>> Start LISTED RECORDS

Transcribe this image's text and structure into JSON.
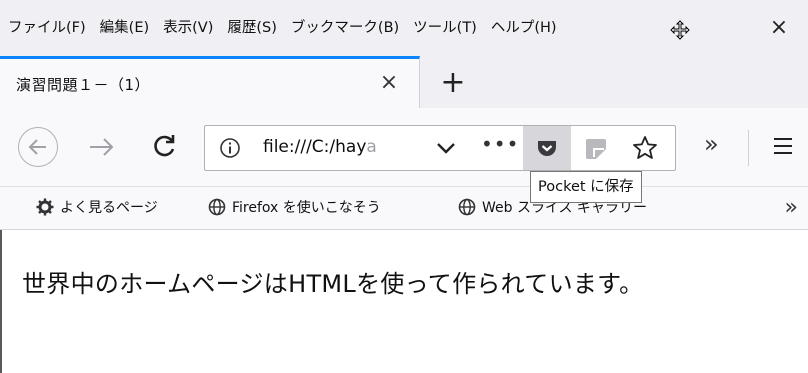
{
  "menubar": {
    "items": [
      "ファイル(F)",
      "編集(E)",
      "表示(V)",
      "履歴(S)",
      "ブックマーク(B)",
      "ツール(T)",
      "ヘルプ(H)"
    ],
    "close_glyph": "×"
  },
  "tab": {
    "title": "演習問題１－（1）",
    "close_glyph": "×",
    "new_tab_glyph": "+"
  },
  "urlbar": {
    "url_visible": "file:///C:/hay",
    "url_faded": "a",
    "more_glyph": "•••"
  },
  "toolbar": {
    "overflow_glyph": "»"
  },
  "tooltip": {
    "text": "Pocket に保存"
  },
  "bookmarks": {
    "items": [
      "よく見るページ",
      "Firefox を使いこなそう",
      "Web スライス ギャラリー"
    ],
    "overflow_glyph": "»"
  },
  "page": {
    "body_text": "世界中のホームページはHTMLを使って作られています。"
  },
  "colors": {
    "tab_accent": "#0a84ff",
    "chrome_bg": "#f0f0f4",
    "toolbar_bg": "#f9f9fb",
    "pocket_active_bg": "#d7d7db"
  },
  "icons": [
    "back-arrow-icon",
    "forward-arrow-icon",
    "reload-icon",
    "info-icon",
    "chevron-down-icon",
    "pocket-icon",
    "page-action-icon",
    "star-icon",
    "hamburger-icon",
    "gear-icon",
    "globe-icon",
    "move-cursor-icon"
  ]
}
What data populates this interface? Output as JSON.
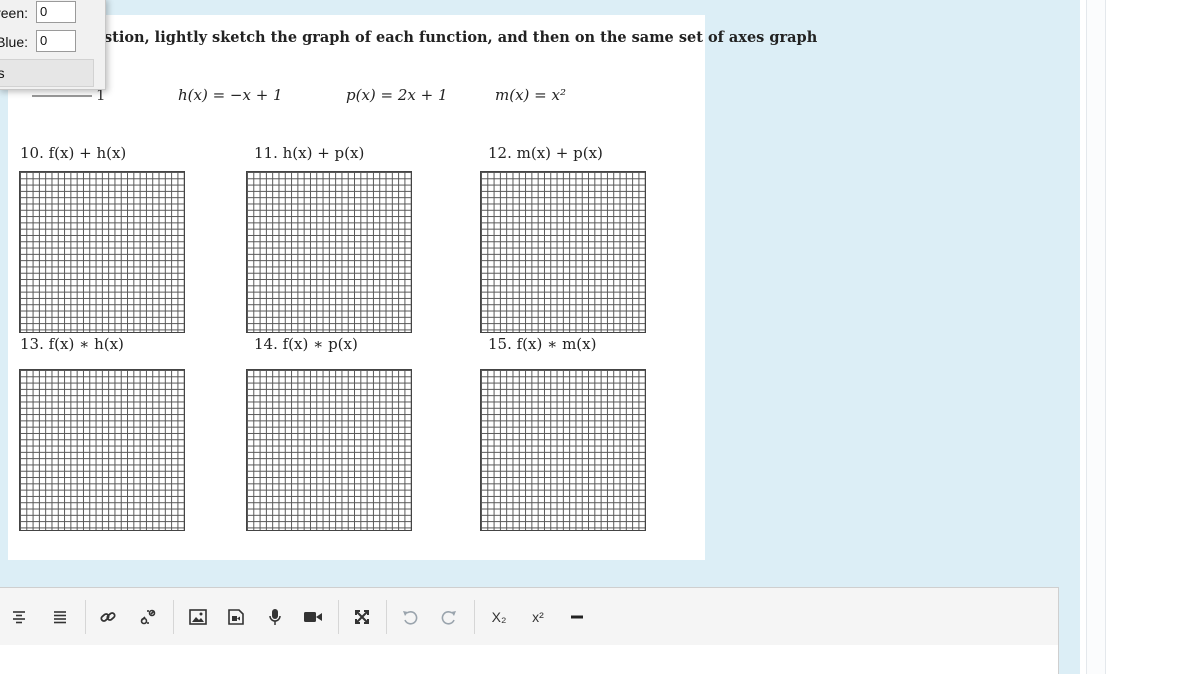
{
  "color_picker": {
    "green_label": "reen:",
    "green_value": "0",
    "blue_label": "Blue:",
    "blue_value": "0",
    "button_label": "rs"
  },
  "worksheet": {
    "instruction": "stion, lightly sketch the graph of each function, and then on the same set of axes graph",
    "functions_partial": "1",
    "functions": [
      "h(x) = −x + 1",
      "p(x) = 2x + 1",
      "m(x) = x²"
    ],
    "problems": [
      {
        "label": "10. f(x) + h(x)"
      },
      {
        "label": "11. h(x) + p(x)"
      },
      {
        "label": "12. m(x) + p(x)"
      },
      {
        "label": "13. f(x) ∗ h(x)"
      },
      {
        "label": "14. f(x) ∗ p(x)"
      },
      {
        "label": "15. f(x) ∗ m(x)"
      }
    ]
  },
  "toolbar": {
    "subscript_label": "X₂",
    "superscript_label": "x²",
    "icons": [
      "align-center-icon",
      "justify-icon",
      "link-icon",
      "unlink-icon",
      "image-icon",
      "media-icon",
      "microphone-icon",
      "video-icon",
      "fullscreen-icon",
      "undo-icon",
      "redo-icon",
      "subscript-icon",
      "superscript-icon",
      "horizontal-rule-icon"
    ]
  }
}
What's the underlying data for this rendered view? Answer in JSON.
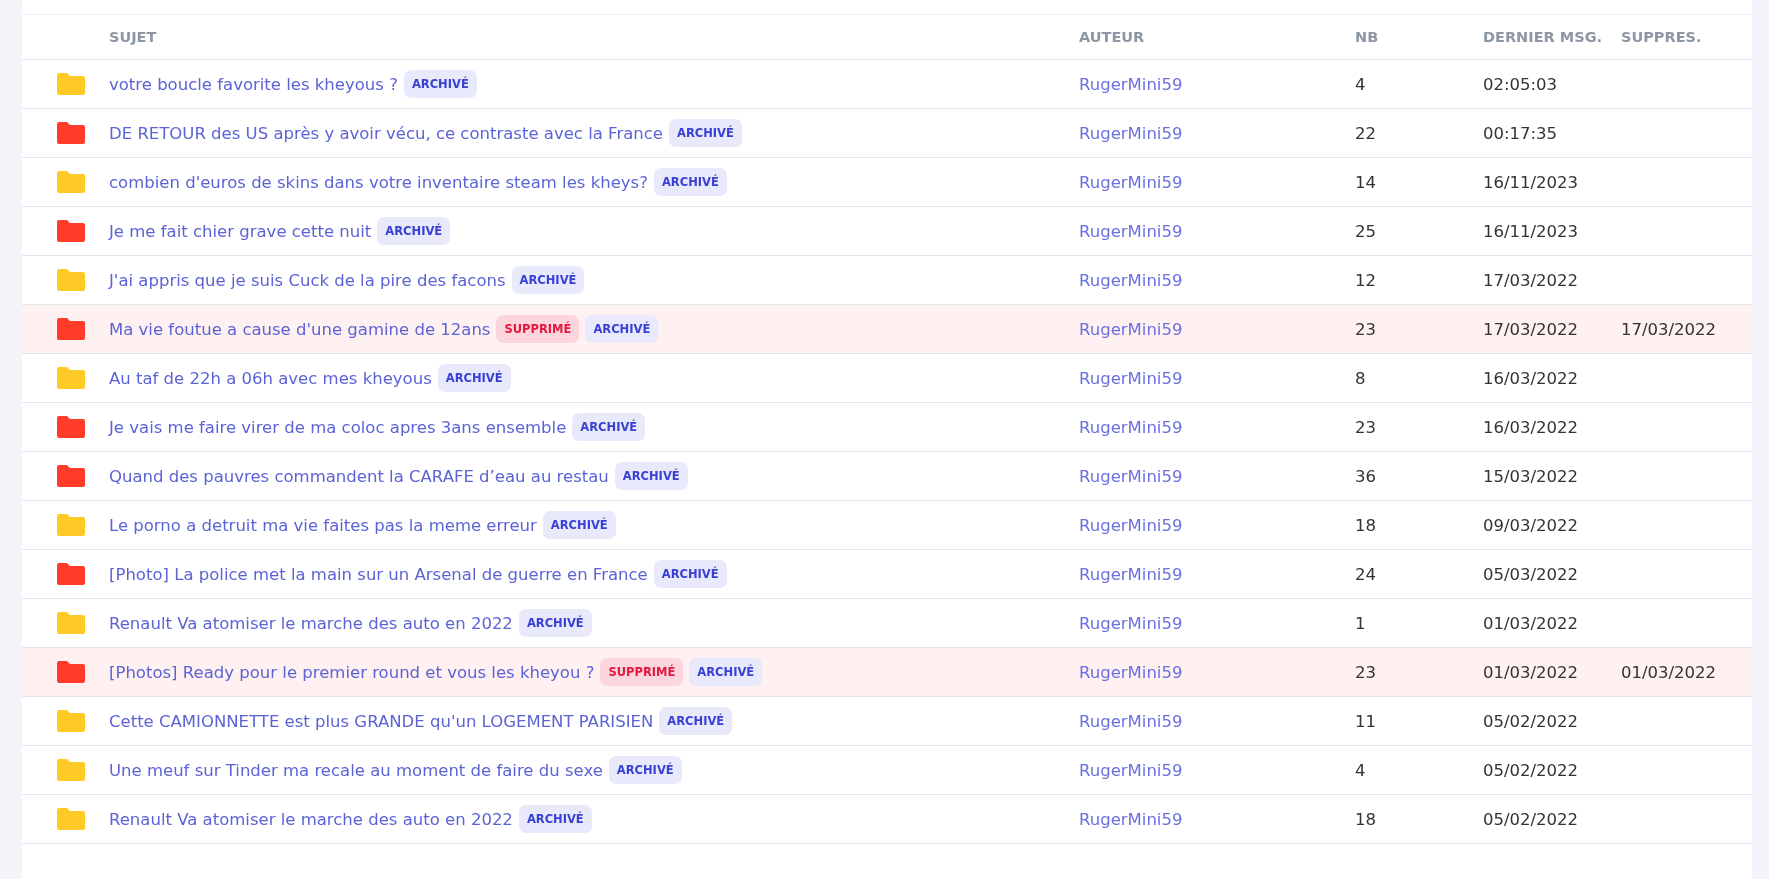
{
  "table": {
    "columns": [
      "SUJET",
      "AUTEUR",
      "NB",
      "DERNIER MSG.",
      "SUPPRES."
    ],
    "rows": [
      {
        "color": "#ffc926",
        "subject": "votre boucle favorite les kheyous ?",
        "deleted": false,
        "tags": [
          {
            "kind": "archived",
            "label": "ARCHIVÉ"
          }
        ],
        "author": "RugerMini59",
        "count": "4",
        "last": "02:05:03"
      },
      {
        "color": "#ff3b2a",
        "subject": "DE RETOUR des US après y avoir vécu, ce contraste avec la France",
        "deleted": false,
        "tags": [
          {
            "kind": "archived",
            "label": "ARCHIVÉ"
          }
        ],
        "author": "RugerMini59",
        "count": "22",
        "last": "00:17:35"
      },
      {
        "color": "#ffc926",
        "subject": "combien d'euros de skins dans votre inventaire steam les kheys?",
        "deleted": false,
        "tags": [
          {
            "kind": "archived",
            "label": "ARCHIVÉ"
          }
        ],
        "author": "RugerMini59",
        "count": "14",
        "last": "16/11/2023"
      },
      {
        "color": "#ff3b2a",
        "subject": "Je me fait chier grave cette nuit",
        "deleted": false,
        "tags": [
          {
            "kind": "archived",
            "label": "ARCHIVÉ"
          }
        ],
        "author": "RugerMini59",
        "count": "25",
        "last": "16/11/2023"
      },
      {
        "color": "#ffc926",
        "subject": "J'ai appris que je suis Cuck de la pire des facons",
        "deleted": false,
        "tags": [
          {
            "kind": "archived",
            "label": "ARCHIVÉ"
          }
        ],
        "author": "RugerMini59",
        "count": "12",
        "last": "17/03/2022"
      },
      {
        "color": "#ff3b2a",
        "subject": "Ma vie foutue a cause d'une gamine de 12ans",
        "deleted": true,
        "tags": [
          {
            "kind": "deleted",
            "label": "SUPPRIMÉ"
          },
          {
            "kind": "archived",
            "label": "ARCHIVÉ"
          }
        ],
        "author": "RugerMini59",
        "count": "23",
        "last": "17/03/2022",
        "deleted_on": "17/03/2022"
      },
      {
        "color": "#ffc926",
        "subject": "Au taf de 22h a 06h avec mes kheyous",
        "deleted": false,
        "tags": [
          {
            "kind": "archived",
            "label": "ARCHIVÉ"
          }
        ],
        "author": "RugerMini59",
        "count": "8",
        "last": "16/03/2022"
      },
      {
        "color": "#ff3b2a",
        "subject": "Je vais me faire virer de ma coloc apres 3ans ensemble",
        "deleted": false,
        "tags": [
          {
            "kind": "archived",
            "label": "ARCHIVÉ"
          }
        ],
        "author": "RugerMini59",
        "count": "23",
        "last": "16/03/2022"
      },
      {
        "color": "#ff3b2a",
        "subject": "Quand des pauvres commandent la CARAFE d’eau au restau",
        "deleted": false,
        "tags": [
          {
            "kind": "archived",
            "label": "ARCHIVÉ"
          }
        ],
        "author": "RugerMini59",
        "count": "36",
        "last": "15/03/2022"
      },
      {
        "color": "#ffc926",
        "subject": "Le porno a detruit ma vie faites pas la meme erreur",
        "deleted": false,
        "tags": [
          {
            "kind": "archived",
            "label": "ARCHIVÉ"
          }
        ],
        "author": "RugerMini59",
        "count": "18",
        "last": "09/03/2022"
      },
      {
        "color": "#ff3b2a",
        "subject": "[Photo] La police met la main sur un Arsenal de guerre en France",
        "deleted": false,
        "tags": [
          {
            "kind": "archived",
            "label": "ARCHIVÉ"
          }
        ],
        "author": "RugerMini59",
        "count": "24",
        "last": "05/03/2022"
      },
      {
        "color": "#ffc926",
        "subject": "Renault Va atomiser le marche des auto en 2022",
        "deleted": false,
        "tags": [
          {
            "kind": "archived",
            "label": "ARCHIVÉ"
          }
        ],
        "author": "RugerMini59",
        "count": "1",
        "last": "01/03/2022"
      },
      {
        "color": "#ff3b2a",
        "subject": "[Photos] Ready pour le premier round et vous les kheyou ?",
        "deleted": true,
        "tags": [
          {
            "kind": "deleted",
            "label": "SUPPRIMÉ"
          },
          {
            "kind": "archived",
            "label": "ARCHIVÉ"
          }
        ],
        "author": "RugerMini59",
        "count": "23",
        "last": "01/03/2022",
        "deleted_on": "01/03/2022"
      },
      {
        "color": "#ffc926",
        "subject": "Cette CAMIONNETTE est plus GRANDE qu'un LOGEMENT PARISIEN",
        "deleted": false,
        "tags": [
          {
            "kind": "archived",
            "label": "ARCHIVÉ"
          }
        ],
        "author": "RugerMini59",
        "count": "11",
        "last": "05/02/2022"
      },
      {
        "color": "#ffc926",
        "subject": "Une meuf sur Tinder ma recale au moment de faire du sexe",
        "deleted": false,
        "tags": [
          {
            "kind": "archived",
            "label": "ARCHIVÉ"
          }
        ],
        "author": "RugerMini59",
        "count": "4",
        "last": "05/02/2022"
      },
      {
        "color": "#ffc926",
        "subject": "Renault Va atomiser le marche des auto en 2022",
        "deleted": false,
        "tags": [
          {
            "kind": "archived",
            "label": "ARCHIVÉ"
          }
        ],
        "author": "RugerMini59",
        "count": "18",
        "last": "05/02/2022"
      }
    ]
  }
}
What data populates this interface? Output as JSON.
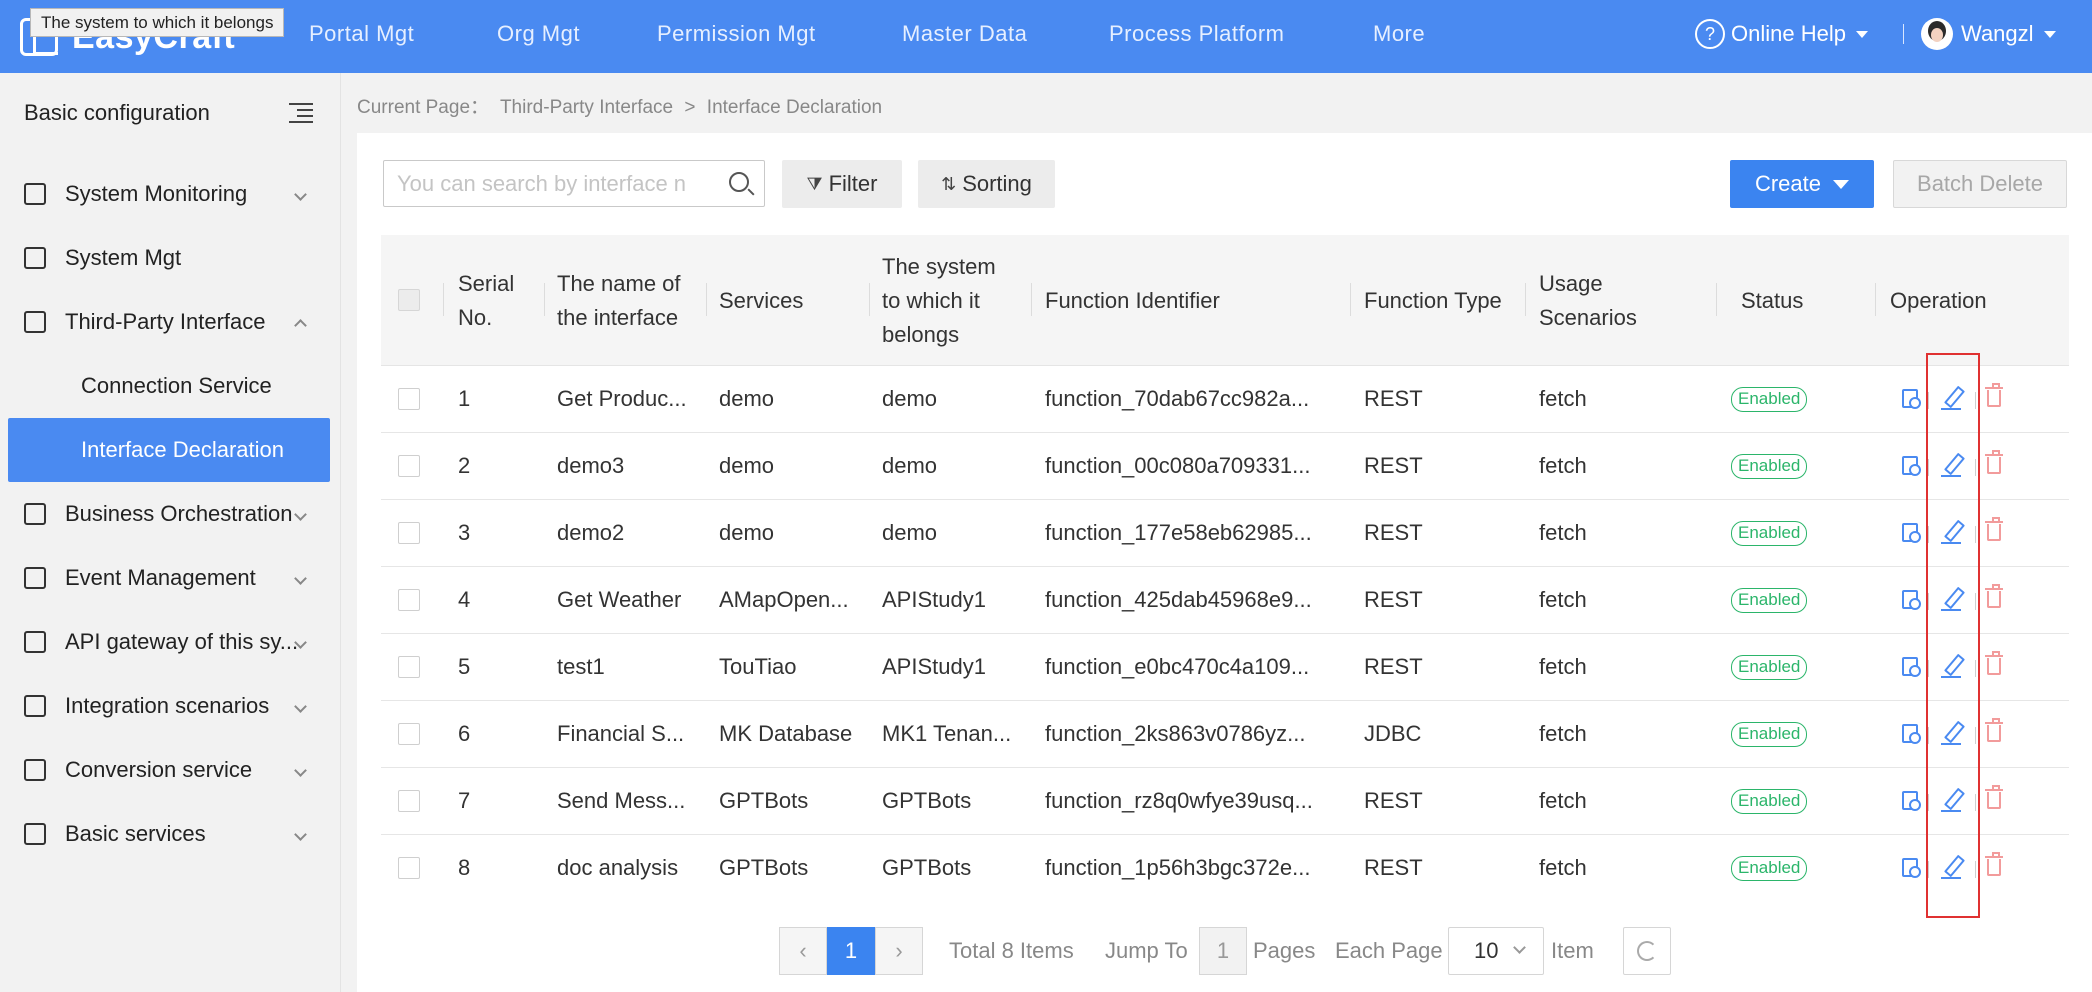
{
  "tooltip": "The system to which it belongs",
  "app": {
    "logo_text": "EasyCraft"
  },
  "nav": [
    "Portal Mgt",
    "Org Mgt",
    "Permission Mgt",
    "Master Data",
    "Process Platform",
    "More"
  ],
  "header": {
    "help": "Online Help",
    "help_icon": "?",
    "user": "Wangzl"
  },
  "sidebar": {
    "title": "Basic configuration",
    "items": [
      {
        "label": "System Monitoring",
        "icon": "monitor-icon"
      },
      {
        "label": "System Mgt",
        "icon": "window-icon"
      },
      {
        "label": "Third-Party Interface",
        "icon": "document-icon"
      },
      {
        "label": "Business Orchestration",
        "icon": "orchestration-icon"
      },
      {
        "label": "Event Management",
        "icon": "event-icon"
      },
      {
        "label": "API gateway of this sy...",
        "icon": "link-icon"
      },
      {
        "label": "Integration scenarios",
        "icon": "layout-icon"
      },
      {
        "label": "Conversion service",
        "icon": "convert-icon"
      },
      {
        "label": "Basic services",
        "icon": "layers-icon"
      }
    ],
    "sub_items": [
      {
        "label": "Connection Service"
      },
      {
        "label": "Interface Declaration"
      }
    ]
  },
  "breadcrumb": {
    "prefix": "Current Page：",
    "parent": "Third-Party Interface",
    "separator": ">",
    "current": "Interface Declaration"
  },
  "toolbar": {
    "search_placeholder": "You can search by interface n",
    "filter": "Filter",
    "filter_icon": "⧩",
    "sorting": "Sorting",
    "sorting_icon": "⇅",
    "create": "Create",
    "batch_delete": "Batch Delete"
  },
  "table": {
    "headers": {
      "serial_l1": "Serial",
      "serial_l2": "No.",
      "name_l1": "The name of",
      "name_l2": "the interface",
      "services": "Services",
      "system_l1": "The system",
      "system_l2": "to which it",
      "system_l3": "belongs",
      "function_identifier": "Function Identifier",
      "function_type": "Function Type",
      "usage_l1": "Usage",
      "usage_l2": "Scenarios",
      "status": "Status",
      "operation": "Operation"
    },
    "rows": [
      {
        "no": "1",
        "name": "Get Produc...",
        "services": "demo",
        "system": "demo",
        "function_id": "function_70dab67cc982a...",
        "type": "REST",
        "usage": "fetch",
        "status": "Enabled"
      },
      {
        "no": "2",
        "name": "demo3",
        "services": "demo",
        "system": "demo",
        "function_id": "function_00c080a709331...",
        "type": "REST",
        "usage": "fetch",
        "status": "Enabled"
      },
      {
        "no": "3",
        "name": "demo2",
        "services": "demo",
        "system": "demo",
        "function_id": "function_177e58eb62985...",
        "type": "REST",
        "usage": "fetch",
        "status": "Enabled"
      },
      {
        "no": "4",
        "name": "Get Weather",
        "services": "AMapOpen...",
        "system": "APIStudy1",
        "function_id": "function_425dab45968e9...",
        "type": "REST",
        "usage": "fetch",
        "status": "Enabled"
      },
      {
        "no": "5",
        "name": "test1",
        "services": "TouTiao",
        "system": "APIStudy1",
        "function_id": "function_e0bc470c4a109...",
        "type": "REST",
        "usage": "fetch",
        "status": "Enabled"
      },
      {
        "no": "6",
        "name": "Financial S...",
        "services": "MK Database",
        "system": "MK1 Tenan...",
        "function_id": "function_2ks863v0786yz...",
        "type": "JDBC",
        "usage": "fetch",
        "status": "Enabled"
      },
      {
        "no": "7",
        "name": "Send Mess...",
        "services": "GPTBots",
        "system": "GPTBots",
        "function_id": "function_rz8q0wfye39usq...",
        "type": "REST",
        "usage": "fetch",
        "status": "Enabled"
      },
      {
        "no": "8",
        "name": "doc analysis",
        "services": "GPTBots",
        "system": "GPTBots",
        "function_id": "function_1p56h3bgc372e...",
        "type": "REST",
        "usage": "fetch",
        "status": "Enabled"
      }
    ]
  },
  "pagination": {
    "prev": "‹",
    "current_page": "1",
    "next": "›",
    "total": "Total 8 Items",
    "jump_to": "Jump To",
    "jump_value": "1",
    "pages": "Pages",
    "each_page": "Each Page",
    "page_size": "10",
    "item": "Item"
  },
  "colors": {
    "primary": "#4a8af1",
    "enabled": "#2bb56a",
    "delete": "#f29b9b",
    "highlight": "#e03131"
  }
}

>> End LISTED RECORDS

### GOAL
Gather each line in these records that contains the string "services".

### CORRECT ANSWER
        "label": "Basic services",
      "services": "Services",
        "services": "demo",
        "services": "demo",
        "services": "demo",
        "services": "AMapOpen...",
        "services": "TouTiao",
        "services": "MK Database",
        "services": "GPTBots",
        "services": "GPTBots",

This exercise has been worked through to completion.